WORK TO COMPLETE:
Pull every line of the entries that has the word "Output".

Dataset entries
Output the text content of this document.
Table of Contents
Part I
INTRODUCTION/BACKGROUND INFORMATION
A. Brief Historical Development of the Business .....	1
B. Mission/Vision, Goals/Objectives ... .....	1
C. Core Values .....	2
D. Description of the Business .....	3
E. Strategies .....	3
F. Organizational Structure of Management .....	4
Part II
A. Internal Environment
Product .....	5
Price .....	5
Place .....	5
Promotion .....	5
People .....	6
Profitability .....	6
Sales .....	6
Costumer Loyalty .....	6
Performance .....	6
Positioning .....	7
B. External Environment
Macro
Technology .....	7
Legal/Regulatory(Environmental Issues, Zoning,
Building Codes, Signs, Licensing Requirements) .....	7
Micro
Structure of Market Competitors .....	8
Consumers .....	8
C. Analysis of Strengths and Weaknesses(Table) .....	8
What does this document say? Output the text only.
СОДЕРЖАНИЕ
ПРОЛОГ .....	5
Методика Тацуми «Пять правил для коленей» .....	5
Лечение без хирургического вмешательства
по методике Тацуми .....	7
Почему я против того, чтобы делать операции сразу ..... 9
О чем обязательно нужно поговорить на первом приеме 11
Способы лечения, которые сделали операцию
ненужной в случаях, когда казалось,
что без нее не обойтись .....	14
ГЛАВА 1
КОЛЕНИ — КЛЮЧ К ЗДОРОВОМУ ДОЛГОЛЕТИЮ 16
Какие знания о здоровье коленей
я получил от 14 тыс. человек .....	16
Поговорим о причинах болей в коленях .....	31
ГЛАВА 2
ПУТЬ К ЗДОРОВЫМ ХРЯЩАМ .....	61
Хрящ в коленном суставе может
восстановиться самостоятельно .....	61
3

COMPLETED TASK:
Output the text content of this document.
What does this document say? Output the text only.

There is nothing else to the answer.